• [Instruction] Check each line of the material below for "screenshot". Report how many have it, with no other words.

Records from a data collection
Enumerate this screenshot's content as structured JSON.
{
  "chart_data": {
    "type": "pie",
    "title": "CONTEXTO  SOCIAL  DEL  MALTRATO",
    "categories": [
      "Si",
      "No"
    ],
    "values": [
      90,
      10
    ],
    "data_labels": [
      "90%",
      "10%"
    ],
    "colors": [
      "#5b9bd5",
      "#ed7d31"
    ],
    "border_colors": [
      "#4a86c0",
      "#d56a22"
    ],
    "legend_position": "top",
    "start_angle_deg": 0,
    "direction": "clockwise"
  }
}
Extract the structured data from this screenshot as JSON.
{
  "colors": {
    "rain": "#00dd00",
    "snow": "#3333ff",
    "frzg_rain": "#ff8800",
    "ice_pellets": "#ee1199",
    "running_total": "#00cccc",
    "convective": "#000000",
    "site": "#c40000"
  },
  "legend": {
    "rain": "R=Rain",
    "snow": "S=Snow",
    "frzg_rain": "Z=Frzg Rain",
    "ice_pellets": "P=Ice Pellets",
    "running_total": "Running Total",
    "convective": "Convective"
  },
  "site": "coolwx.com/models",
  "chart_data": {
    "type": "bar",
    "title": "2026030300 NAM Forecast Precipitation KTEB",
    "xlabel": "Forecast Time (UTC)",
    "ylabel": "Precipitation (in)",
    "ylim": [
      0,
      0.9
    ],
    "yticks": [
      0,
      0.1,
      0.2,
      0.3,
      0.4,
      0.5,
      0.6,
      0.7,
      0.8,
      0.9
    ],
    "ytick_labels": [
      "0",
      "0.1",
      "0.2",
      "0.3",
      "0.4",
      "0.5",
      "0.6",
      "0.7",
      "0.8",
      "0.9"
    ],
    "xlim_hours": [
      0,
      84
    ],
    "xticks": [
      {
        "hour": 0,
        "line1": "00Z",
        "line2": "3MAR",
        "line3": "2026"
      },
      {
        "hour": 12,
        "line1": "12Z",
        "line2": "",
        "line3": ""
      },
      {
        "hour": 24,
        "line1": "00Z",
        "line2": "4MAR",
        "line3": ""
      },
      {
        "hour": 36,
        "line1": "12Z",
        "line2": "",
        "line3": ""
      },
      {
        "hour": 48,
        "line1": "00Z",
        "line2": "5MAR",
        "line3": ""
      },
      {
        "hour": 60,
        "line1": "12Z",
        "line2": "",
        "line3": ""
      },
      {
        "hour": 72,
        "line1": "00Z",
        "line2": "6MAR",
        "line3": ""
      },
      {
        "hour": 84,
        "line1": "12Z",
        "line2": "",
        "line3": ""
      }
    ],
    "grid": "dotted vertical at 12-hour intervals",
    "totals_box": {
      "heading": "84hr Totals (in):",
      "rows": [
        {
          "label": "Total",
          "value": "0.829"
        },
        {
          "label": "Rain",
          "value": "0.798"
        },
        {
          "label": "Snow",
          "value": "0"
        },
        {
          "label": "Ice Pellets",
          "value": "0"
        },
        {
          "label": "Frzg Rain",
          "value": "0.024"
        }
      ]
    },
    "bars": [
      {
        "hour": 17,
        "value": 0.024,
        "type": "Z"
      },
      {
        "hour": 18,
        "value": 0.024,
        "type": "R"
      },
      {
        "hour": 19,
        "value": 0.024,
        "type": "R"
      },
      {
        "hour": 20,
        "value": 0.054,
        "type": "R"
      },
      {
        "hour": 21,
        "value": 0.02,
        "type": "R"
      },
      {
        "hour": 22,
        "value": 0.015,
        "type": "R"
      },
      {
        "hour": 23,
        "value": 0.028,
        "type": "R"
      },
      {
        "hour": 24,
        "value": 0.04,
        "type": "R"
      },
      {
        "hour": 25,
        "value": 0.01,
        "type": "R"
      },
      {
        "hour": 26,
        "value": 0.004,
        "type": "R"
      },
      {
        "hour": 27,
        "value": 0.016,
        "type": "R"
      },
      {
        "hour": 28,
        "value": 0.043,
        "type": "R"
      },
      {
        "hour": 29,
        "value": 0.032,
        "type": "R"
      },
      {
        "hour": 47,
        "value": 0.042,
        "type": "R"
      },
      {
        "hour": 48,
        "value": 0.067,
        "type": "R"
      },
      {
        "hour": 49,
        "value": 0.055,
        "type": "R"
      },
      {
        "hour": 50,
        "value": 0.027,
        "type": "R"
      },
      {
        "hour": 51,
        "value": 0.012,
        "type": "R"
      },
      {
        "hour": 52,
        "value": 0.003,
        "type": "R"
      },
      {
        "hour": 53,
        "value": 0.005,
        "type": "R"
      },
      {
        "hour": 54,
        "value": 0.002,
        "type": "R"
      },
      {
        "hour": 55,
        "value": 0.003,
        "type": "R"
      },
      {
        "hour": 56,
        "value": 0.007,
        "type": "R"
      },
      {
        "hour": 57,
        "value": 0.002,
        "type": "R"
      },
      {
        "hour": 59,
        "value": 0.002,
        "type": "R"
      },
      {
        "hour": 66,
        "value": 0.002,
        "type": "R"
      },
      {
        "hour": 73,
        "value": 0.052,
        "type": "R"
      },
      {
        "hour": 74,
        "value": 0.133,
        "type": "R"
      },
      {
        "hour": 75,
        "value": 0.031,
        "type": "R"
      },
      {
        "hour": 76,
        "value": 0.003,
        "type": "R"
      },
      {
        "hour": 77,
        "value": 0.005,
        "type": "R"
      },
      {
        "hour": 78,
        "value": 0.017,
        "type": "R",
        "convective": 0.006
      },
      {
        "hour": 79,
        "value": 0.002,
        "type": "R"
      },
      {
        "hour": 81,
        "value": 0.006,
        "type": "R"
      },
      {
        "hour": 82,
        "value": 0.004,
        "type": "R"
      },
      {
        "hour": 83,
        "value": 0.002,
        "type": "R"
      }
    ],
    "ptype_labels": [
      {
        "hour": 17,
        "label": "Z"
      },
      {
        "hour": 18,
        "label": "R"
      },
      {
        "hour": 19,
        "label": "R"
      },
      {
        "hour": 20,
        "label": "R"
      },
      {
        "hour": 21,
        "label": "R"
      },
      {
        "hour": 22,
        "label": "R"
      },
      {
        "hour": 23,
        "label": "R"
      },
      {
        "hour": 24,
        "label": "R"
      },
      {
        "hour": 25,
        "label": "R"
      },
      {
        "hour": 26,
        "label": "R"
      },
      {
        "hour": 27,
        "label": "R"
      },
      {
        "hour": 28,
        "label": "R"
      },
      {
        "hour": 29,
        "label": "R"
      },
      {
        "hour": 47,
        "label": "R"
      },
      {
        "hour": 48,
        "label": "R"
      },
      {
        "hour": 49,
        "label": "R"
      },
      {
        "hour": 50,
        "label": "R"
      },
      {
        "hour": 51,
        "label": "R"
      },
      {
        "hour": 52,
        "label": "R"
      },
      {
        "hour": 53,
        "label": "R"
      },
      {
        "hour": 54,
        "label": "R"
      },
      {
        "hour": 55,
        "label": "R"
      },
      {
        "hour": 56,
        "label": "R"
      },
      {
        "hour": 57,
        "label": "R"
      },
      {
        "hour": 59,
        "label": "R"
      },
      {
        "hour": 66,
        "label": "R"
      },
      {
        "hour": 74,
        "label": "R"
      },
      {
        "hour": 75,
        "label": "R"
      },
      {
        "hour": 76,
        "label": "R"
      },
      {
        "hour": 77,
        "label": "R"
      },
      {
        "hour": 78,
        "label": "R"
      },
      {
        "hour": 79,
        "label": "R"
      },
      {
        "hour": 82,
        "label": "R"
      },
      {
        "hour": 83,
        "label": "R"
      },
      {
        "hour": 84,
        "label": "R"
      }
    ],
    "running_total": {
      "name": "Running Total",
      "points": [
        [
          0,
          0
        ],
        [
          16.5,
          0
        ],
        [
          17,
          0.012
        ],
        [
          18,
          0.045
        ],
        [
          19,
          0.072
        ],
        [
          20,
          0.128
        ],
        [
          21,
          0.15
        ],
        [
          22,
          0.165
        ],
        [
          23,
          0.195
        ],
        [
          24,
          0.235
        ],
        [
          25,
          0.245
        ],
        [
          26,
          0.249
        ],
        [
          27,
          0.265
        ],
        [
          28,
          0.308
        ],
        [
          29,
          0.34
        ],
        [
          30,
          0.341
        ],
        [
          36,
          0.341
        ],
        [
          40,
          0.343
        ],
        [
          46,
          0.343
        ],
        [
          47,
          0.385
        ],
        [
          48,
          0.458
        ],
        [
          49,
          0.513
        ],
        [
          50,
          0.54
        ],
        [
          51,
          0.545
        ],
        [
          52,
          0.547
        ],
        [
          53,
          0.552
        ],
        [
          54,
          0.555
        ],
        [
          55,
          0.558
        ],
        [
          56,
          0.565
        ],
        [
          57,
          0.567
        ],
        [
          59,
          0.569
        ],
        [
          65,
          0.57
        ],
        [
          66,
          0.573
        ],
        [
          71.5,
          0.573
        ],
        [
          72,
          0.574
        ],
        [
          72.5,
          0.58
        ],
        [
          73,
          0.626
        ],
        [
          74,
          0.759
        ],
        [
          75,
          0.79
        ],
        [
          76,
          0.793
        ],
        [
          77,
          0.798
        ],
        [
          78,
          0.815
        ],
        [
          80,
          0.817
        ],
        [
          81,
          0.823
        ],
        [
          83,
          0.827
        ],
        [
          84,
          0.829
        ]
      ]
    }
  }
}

• [Completed exercise] 2